#### Direction
Search the material for the string "probe", then return every line where it is found.

#### Data entries
┄┄┄┄┄┄

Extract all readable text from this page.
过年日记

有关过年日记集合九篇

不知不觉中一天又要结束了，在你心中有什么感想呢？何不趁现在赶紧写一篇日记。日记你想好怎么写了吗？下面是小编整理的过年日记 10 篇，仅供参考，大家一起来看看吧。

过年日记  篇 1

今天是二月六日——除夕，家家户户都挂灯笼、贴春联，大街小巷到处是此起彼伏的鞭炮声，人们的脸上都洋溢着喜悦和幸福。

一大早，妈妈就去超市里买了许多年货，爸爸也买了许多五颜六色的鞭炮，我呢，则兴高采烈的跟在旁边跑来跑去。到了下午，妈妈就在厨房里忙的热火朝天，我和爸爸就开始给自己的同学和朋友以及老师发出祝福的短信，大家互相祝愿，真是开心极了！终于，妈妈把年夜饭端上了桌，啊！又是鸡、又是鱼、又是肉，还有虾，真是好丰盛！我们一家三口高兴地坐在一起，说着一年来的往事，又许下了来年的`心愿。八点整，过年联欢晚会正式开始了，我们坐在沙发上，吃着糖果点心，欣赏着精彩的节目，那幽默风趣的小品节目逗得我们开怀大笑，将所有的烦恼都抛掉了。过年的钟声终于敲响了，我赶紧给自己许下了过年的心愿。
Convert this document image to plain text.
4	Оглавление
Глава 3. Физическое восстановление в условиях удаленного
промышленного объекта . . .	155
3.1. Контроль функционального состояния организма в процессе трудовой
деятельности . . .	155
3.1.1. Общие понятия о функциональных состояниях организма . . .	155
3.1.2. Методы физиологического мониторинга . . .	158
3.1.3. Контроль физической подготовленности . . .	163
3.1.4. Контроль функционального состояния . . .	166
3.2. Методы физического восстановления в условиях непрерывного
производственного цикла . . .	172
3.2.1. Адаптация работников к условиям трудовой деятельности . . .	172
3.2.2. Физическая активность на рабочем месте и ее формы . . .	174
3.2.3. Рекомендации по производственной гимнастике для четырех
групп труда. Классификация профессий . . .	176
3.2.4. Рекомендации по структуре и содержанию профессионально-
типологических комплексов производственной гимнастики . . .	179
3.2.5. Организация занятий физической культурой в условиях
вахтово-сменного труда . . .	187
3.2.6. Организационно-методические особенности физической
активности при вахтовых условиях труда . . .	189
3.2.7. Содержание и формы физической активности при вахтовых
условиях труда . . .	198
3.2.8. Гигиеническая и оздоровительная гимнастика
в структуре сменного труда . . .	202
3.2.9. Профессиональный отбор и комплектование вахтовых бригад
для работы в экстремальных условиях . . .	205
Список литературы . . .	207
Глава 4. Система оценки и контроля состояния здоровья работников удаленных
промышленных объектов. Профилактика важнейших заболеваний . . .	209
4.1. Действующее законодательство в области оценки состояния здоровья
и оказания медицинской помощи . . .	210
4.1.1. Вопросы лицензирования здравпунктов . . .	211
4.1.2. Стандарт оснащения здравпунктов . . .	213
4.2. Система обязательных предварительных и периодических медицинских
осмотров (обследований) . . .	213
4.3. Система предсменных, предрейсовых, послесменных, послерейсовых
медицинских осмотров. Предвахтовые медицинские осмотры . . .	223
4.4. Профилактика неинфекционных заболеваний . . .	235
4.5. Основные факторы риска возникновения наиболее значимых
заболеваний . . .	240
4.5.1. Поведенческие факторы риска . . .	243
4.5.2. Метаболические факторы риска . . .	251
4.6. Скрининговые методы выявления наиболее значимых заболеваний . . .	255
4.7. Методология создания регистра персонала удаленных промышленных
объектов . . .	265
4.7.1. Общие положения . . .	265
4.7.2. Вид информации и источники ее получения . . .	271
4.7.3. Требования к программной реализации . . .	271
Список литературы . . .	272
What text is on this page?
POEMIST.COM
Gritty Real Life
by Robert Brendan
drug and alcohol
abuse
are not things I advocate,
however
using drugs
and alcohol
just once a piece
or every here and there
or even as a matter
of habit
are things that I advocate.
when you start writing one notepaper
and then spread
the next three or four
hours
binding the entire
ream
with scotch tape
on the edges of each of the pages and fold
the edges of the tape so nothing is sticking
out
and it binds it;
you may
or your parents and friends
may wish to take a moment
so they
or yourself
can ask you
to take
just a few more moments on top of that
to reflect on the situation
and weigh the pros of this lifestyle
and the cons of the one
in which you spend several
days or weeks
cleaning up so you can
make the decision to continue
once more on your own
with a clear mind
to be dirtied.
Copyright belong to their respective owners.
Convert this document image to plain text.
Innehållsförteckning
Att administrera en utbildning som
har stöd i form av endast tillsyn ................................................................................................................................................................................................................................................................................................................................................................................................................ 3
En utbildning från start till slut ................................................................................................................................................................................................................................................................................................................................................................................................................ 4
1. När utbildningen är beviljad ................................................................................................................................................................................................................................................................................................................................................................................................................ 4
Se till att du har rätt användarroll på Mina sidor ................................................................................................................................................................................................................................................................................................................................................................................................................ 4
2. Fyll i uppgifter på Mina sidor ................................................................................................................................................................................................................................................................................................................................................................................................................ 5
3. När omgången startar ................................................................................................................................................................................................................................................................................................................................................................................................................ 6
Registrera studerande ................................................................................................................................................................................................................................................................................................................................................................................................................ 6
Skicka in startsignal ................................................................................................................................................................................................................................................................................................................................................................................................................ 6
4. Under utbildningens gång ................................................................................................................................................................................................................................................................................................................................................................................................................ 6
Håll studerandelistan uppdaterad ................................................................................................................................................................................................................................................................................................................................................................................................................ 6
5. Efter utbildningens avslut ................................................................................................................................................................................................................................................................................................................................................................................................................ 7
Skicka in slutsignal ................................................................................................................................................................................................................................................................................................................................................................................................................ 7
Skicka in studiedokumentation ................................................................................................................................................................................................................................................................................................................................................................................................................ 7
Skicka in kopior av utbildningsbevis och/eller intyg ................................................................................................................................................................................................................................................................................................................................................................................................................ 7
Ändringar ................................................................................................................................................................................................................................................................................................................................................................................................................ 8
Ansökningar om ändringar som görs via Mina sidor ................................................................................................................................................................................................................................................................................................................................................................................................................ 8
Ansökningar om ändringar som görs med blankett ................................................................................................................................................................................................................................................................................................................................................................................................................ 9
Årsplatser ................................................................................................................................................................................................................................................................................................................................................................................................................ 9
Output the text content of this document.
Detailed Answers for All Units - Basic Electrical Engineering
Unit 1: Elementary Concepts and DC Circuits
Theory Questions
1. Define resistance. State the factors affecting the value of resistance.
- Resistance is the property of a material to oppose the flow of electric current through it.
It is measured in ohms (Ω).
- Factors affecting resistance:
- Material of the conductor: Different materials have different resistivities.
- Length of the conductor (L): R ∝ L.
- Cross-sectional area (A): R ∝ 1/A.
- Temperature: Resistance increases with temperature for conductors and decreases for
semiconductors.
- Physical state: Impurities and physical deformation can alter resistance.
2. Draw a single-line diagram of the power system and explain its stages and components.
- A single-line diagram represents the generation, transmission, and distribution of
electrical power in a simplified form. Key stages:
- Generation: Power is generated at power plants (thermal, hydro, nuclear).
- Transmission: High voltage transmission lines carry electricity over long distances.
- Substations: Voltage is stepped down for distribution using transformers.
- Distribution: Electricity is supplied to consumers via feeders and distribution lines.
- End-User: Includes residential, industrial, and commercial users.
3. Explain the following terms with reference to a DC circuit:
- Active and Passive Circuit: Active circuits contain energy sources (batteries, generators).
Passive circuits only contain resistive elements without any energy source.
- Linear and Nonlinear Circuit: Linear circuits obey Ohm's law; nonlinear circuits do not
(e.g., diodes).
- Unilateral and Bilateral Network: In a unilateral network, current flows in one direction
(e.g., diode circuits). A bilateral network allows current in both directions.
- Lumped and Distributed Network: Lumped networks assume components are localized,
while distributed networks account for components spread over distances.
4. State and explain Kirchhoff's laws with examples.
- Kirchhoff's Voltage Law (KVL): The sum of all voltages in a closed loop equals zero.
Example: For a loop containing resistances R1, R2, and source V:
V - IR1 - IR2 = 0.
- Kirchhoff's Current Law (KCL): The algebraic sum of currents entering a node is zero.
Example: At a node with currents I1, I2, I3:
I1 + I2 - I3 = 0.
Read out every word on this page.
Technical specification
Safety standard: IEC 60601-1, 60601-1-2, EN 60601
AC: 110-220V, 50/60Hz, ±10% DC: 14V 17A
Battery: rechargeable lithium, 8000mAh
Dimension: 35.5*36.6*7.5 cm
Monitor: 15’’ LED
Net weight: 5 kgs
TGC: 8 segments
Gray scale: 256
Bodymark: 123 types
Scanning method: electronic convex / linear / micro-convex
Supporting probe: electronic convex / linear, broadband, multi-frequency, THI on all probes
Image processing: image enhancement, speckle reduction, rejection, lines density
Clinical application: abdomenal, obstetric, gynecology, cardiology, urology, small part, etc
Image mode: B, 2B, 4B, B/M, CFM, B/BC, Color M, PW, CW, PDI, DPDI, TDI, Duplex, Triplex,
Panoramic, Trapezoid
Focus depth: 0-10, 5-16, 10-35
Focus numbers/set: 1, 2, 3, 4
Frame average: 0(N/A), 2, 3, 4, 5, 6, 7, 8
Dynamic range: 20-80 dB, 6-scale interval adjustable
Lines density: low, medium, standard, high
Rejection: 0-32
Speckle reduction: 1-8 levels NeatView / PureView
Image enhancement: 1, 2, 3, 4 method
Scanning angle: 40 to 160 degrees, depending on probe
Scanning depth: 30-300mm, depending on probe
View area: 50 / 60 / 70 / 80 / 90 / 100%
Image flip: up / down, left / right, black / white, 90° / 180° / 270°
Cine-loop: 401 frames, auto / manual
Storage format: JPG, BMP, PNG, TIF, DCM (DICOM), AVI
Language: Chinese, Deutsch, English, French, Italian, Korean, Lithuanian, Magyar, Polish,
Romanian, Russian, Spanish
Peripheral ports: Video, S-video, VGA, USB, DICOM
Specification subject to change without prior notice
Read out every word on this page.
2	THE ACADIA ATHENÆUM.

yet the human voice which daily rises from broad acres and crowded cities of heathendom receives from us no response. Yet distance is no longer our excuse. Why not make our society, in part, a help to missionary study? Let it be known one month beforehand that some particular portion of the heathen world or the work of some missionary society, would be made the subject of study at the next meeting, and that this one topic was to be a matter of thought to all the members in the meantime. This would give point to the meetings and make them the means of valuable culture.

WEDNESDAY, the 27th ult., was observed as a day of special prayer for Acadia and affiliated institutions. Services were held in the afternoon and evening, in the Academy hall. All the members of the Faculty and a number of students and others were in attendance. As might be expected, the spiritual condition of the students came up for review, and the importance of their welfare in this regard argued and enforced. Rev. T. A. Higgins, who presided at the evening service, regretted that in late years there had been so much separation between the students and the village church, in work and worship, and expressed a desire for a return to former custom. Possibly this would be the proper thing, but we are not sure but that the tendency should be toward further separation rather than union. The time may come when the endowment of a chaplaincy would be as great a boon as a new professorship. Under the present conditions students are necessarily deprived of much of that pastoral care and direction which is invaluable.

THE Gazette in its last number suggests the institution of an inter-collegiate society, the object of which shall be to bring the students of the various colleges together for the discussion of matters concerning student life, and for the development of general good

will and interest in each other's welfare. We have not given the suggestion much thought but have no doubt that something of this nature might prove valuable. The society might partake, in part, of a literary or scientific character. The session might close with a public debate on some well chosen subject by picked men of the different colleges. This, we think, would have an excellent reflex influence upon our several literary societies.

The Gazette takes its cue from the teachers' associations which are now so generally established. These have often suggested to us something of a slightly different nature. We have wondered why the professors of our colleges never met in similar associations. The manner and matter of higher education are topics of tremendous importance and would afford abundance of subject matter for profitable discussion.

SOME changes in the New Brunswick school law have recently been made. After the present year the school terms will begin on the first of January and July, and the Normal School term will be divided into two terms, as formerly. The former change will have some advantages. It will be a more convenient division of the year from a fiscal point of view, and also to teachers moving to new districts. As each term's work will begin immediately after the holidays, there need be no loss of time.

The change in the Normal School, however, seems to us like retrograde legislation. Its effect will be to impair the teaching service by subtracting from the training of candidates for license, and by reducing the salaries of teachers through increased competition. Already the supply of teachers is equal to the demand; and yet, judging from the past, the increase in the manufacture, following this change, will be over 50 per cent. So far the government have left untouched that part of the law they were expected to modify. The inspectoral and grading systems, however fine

┄┄┄┄┄┄

#### Solved exercise
Supporting probe: electronic convex / linear, broadband, multi-frequency, THI on all probes
Scanning angle: 40 to 160 degrees, depending on probe
Scanning depth: 30-300mm, depending on probe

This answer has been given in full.